- _What to produce_
Leave out the pictures and repeat the rest of the material exactly.

- _Record excerpts_
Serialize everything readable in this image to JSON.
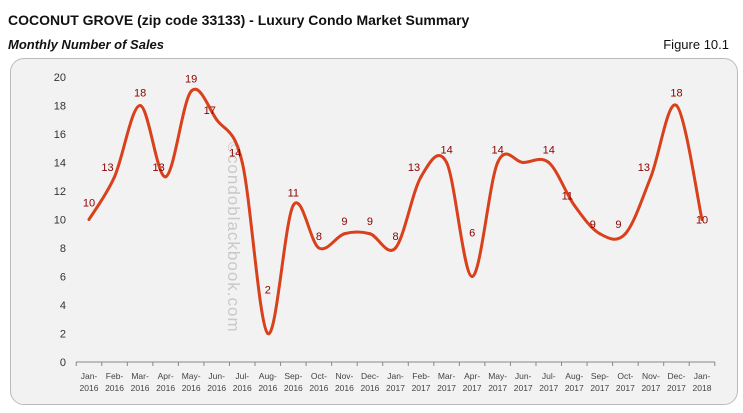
{
  "header": {
    "title": "COCONUT GROVE (zip code 33133) - Luxury Condo Market Summary",
    "subtitle": "Monthly Number of Sales",
    "figure": "Figure 10.1"
  },
  "watermark": "©condoblackbook.com",
  "chart_data": {
    "type": "line",
    "title": "",
    "xlabel": "",
    "ylabel": "",
    "categories": [
      "Jan-2016",
      "Feb-2016",
      "Mar-2016",
      "Apr-2016",
      "May-2016",
      "Jun-2016",
      "Jul-2016",
      "Aug-2016",
      "Sep-2016",
      "Oct-2016",
      "Nov-2016",
      "Dec-2016",
      "Jan-2017",
      "Feb-2017",
      "Mar-2017",
      "Apr-2017",
      "May-2017",
      "Jun-2017",
      "Jul-2017",
      "Aug-2017",
      "Sep-2017",
      "Oct-2017",
      "Nov-2017",
      "Dec-2017",
      "Jan-2018"
    ],
    "values": [
      10,
      13,
      18,
      13,
      19,
      17,
      14,
      2,
      11,
      8,
      9,
      9,
      8,
      13,
      14,
      6,
      14,
      14,
      14,
      11,
      9,
      9,
      13,
      18,
      10
    ],
    "data_labels": [
      "10",
      "13",
      "18",
      "13",
      "19",
      "17",
      "14",
      "2",
      "11",
      "8",
      "9",
      "9",
      "8",
      "13",
      "14",
      "6",
      "14",
      null,
      "14",
      "11",
      "9",
      "9",
      "13",
      "18",
      "10"
    ],
    "ylim": [
      0,
      20
    ],
    "yticks": [
      "0",
      "2",
      "4",
      "6",
      "8",
      "10",
      "12",
      "14",
      "16",
      "18",
      "20"
    ],
    "grid": false,
    "smooth": true,
    "colors": {
      "line": "#d9401c",
      "label": "#8b0000"
    }
  }
}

- _Output below_
Serialize everything readable in this image to JSON.
{
  "header": {
    "title": "COCONUT GROVE (zip code 33133) - Luxury Condo Market Summary",
    "subtitle": "Monthly Number of Sales",
    "figure": "Figure 10.1"
  },
  "watermark": "©condoblackbook.com",
  "chart_data": {
    "type": "line",
    "title": "",
    "xlabel": "",
    "ylabel": "",
    "categories": [
      "Jan-2016",
      "Feb-2016",
      "Mar-2016",
      "Apr-2016",
      "May-2016",
      "Jun-2016",
      "Jul-2016",
      "Aug-2016",
      "Sep-2016",
      "Oct-2016",
      "Nov-2016",
      "Dec-2016",
      "Jan-2017",
      "Feb-2017",
      "Mar-2017",
      "Apr-2017",
      "May-2017",
      "Jun-2017",
      "Jul-2017",
      "Aug-2017",
      "Sep-2017",
      "Oct-2017",
      "Nov-2017",
      "Dec-2017",
      "Jan-2018"
    ],
    "values": [
      10,
      13,
      18,
      13,
      19,
      17,
      14,
      2,
      11,
      8,
      9,
      9,
      8,
      13,
      14,
      6,
      14,
      14,
      14,
      11,
      9,
      9,
      13,
      18,
      10
    ],
    "data_labels": [
      "10",
      "13",
      "18",
      "13",
      "19",
      "17",
      "14",
      "2",
      "11",
      "8",
      "9",
      "9",
      "8",
      "13",
      "14",
      "6",
      "14",
      null,
      "14",
      "11",
      "9",
      "9",
      "13",
      "18",
      "10"
    ],
    "ylim": [
      0,
      20
    ],
    "yticks": [
      "0",
      "2",
      "4",
      "6",
      "8",
      "10",
      "12",
      "14",
      "16",
      "18",
      "20"
    ],
    "grid": false,
    "smooth": true,
    "colors": {
      "line": "#d9401c",
      "label": "#8b0000"
    }
  }
}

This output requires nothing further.